* What is expected
Copy each line exactly. Leave nothing out.

* Records shown
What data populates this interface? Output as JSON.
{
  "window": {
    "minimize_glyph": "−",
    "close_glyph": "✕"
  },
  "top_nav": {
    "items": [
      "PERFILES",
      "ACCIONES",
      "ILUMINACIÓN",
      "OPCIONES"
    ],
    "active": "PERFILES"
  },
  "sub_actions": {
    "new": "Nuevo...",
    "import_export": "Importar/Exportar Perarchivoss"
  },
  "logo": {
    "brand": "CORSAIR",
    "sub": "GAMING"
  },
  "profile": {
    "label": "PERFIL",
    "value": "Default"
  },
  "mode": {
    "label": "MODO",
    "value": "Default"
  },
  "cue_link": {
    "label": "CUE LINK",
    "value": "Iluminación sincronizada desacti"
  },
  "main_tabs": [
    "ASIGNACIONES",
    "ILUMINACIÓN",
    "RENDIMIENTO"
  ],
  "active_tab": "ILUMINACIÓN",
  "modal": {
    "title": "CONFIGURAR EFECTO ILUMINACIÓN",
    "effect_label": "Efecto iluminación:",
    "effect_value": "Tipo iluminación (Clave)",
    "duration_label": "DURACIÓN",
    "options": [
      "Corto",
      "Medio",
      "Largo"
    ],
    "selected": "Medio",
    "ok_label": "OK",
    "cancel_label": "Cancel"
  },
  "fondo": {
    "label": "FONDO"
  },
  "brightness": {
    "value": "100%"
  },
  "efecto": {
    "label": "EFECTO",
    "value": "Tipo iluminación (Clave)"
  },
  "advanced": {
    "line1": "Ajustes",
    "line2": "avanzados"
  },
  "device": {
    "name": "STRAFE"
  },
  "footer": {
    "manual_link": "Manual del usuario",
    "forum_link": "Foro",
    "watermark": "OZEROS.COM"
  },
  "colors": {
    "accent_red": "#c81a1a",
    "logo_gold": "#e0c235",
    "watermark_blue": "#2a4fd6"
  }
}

* Exercise answer
What data populates this interface? Output as JSON.
{
  "window": {
    "minimize_glyph": "−",
    "close_glyph": "✕"
  },
  "top_nav": {
    "items": [
      "PERFILES",
      "ACCIONES",
      "ILUMINACIÓN",
      "OPCIONES"
    ],
    "active": "PERFILES"
  },
  "sub_actions": {
    "new": "Nuevo...",
    "import_export": "Importar/Exportar Perarchivoss"
  },
  "logo": {
    "brand": "CORSAIR",
    "sub": "GAMING"
  },
  "profile": {
    "label": "PERFIL",
    "value": "Default"
  },
  "mode": {
    "label": "MODO",
    "value": "Default"
  },
  "cue_link": {
    "label": "CUE LINK",
    "value": "Iluminación sincronizada desacti"
  },
  "main_tabs": [
    "ASIGNACIONES",
    "ILUMINACIÓN",
    "RENDIMIENTO"
  ],
  "active_tab": "ILUMINACIÓN",
  "modal": {
    "title": "CONFIGURAR EFECTO ILUMINACIÓN",
    "effect_label": "Efecto iluminación:",
    "effect_value": "Tipo iluminación (Clave)",
    "duration_label": "DURACIÓN",
    "options": [
      "Corto",
      "Medio",
      "Largo"
    ],
    "selected": "Medio",
    "ok_label": "OK",
    "cancel_label": "Cancel"
  },
  "fondo": {
    "label": "FONDO"
  },
  "brightness": {
    "value": "100%"
  },
  "efecto": {
    "label": "EFECTO",
    "value": "Tipo iluminación (Clave)"
  },
  "advanced": {
    "line1": "Ajustes",
    "line2": "avanzados"
  },
  "device": {
    "name": "STRAFE"
  },
  "footer": {
    "manual_link": "Manual del usuario",
    "forum_link": "Foro",
    "watermark": "OZEROS.COM"
  },
  "colors": {
    "accent_red": "#c81a1a",
    "logo_gold": "#e0c235",
    "watermark_blue": "#2a4fd6"
  }
}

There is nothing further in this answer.